Work to be completed:
Return all of the data exactly as written, without the pictures.

Records that describe figures:
++++++++++

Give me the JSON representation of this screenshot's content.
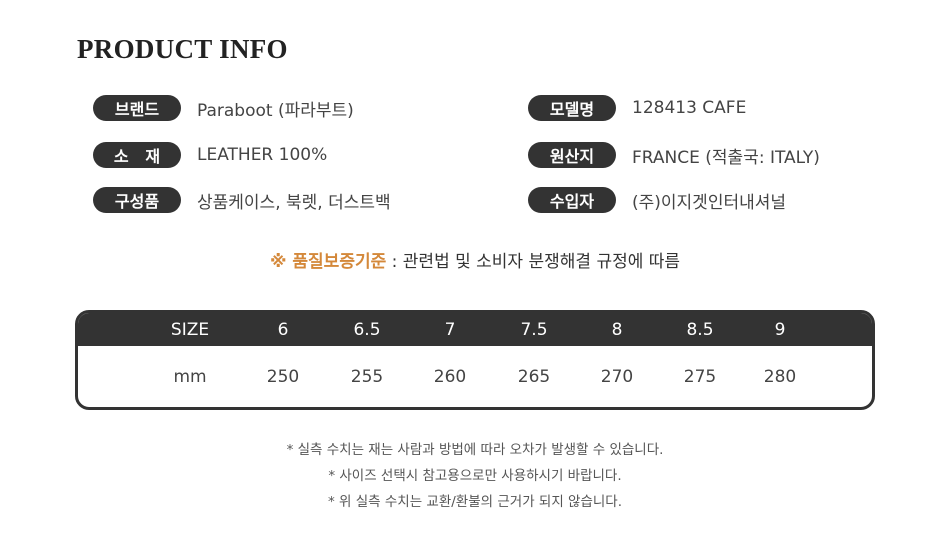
{
  "title": "PRODUCT INFO",
  "info_left": [
    {
      "label": "브랜드",
      "value": "Paraboot (파라부트)"
    },
    {
      "label": "소   재",
      "value": "LEATHER 100%"
    },
    {
      "label": "구성품",
      "value": "상품케이스, 북렛, 더스트백"
    }
  ],
  "info_right": [
    {
      "label": "모델명",
      "value": "128413 CAFE"
    },
    {
      "label": "원산지",
      "value": "FRANCE (적출국: ITALY)"
    },
    {
      "label": "수입자",
      "value": "(주)이지겟인터내셔널"
    }
  ],
  "notice": {
    "highlight": "※ 품질보증기준",
    "text": " : 관련법 및 소비자 분쟁해결 규정에 따름"
  },
  "size_table": {
    "header": [
      "SIZE",
      "6",
      "6.5",
      "7",
      "7.5",
      "8",
      "8.5",
      "9"
    ],
    "row": [
      "mm",
      "250",
      "255",
      "260",
      "265",
      "270",
      "275",
      "280"
    ]
  },
  "notes": [
    "* 실측 수치는 재는 사람과 방법에 따라 오차가 발생할 수 있습니다.",
    "* 사이즈 선택시 참고용으로만 사용하시기 바랍니다.",
    "* 위 실측 수치는 교환/환불의 근거가 되지 않습니다."
  ],
  "colors": {
    "dark": "#333333",
    "accent": "#d4883a"
  }
}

++++++++++

Exercise result:
Give me the JSON representation of this screenshot's content.
{
  "title": "PRODUCT INFO",
  "info_left": [
    {
      "label": "브랜드",
      "value": "Paraboot (파라부트)"
    },
    {
      "label": "소   재",
      "value": "LEATHER 100%"
    },
    {
      "label": "구성품",
      "value": "상품케이스, 북렛, 더스트백"
    }
  ],
  "info_right": [
    {
      "label": "모델명",
      "value": "128413 CAFE"
    },
    {
      "label": "원산지",
      "value": "FRANCE (적출국: ITALY)"
    },
    {
      "label": "수입자",
      "value": "(주)이지겟인터내셔널"
    }
  ],
  "notice": {
    "highlight": "※ 품질보증기준",
    "text": " : 관련법 및 소비자 분쟁해결 규정에 따름"
  },
  "size_table": {
    "header": [
      "SIZE",
      "6",
      "6.5",
      "7",
      "7.5",
      "8",
      "8.5",
      "9"
    ],
    "row": [
      "mm",
      "250",
      "255",
      "260",
      "265",
      "270",
      "275",
      "280"
    ]
  },
  "notes": [
    "* 실측 수치는 재는 사람과 방법에 따라 오차가 발생할 수 있습니다.",
    "* 사이즈 선택시 참고용으로만 사용하시기 바랍니다.",
    "* 위 실측 수치는 교환/환불의 근거가 되지 않습니다."
  ],
  "colors": {
    "dark": "#333333",
    "accent": "#d4883a"
  }
}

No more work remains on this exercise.